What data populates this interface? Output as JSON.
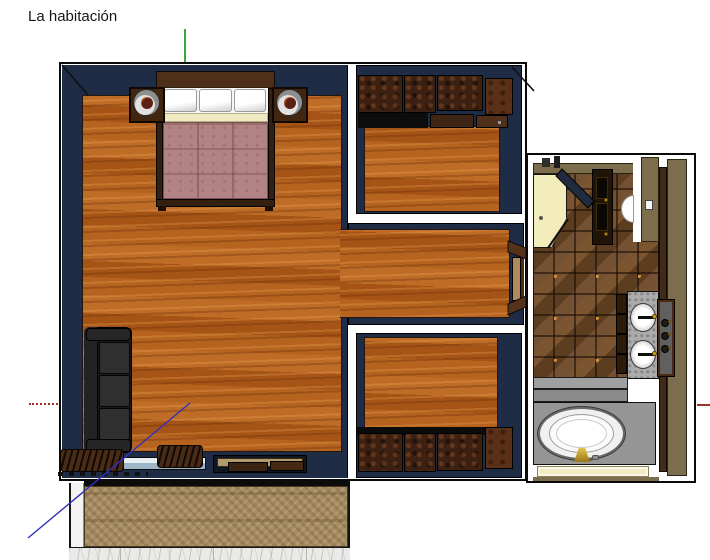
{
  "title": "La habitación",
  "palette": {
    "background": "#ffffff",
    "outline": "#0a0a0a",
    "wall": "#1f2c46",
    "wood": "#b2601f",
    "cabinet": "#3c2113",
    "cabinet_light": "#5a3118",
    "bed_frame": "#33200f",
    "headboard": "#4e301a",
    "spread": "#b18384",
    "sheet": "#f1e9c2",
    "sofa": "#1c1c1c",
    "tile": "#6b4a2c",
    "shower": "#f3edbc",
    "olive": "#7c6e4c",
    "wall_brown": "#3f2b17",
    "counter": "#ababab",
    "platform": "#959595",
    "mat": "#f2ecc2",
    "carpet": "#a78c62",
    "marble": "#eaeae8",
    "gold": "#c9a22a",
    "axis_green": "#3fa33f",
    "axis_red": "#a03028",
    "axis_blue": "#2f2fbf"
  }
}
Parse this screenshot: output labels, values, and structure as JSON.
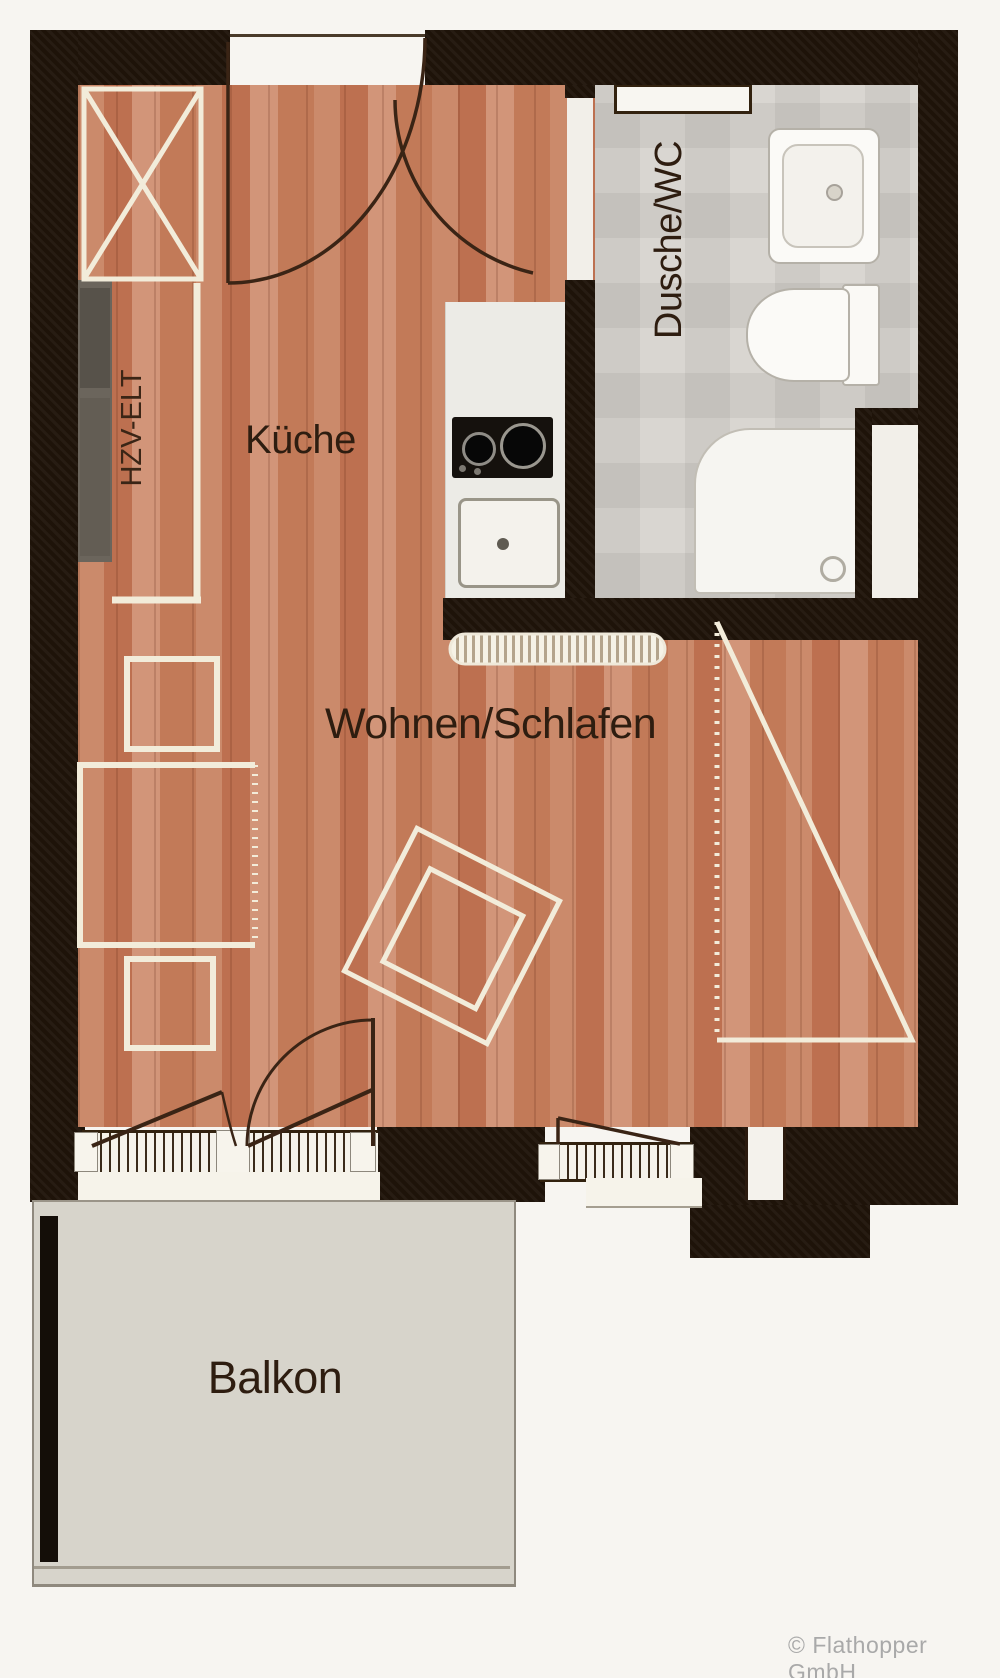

==

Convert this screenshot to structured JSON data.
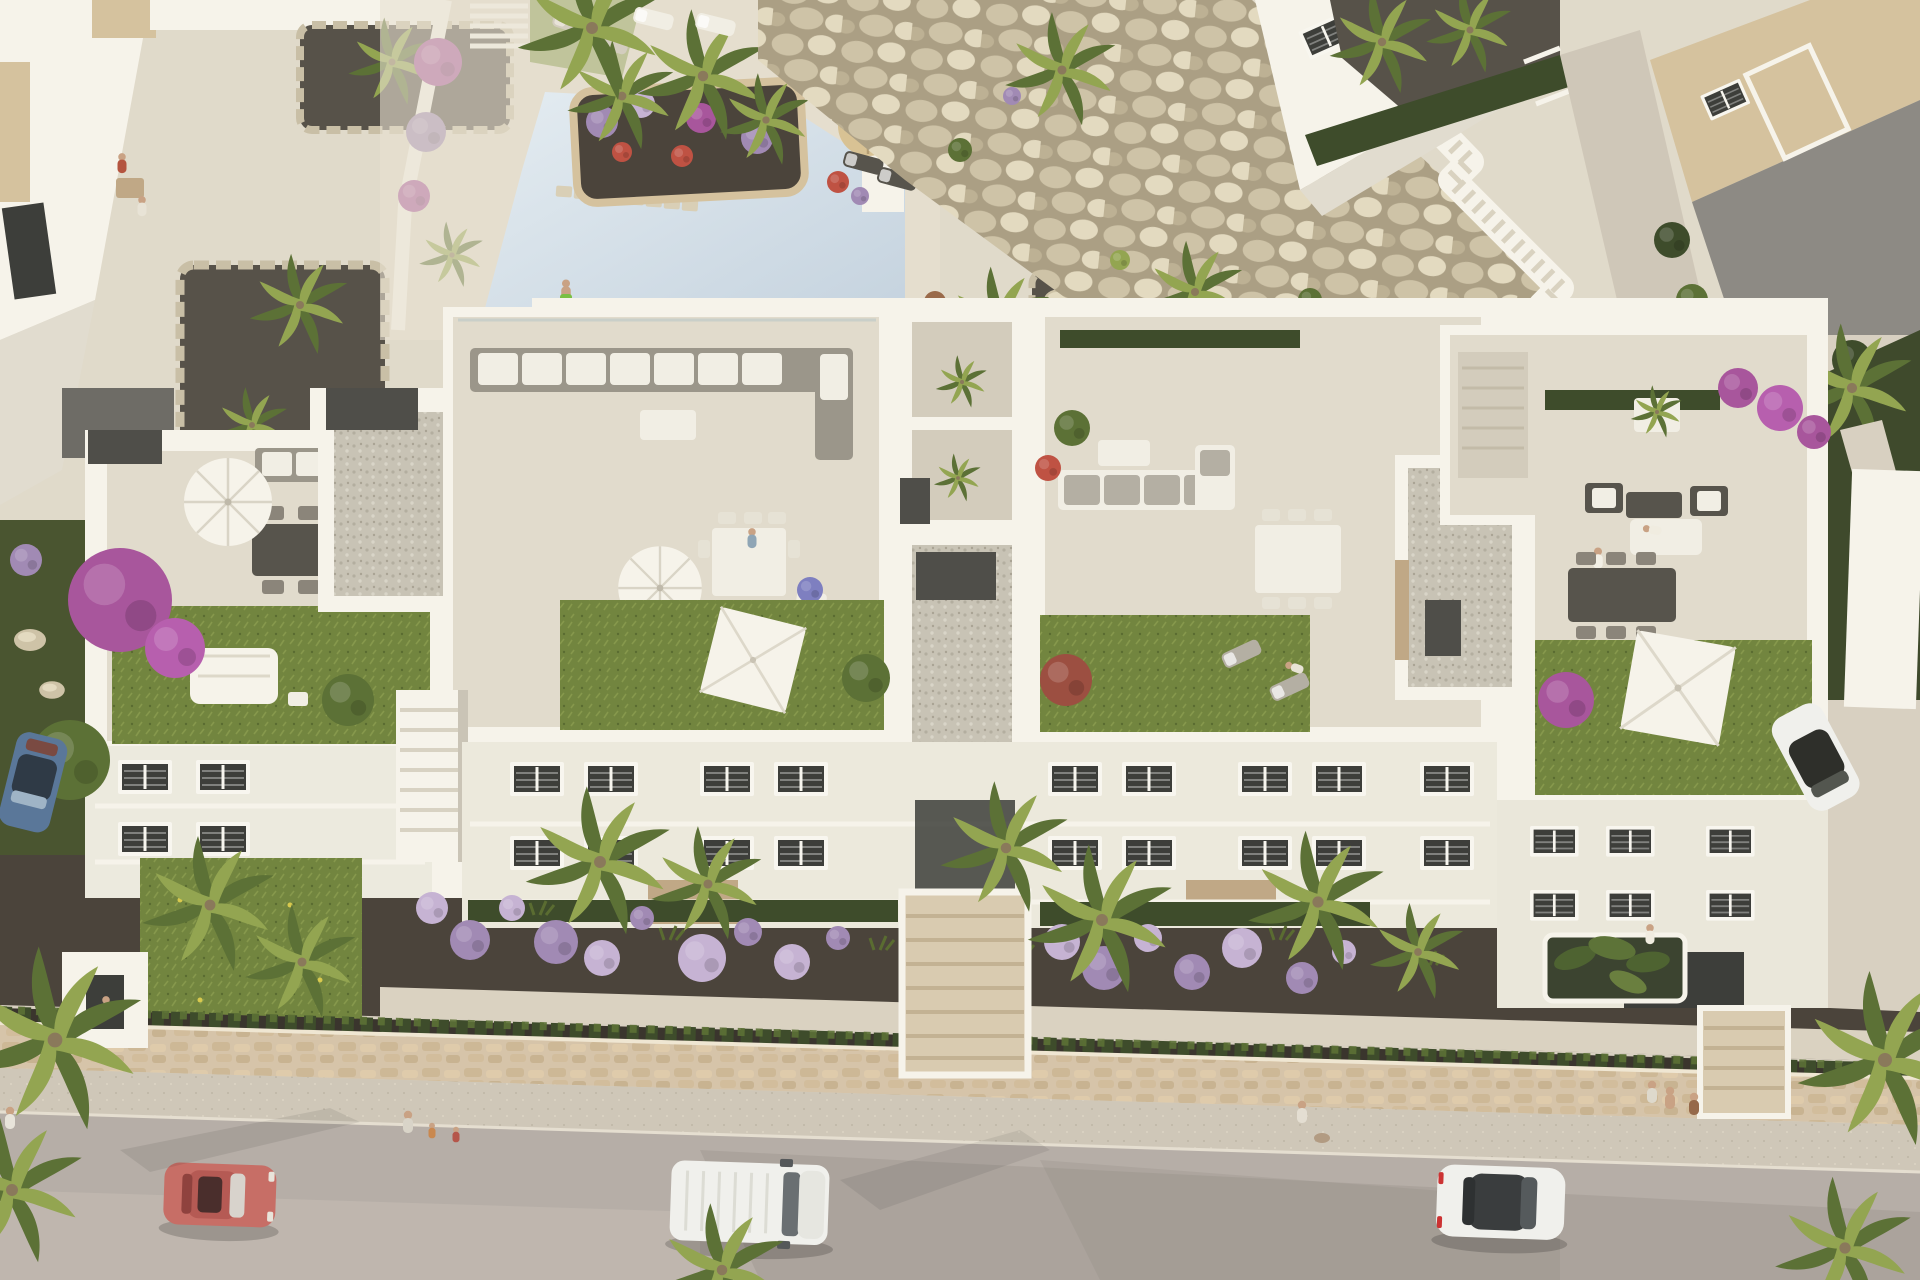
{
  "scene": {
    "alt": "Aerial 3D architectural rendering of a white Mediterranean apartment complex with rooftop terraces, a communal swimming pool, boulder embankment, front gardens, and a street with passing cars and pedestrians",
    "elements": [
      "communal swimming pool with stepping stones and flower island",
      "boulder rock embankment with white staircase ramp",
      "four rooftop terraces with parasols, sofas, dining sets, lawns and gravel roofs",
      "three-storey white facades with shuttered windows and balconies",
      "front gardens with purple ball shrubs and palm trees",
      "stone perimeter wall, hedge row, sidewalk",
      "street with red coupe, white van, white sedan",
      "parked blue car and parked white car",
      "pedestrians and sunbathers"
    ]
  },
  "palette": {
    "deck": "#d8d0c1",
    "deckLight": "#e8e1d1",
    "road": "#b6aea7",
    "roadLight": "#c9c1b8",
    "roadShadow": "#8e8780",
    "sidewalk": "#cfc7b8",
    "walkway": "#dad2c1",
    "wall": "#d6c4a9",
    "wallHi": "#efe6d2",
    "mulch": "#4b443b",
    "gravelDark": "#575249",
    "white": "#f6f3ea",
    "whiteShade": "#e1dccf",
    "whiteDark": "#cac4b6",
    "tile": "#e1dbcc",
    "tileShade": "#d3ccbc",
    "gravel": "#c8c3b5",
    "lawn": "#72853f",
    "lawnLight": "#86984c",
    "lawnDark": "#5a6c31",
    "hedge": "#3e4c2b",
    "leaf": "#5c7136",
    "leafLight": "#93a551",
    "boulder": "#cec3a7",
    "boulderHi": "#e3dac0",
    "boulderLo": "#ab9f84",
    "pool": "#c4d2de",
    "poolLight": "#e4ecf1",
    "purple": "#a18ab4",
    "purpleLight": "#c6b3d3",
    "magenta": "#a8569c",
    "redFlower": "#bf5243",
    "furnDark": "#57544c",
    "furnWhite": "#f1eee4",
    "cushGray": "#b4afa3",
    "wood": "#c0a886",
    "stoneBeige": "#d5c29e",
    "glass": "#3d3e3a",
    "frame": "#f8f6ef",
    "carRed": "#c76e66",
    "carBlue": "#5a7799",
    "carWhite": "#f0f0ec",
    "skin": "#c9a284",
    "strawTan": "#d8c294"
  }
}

DIRECTION: Find each line that has the word "communal", then copy it out.

COMPLETED EXERCISE:
    "alt": "Aerial 3D architectural rendering of a white Mediterranean apartment complex with rooftop terraces, a communal swimming pool, boulder embankment, front gardens, and a street with passing cars and pedestrians",
      "communal swimming pool with stepping stones and flower island",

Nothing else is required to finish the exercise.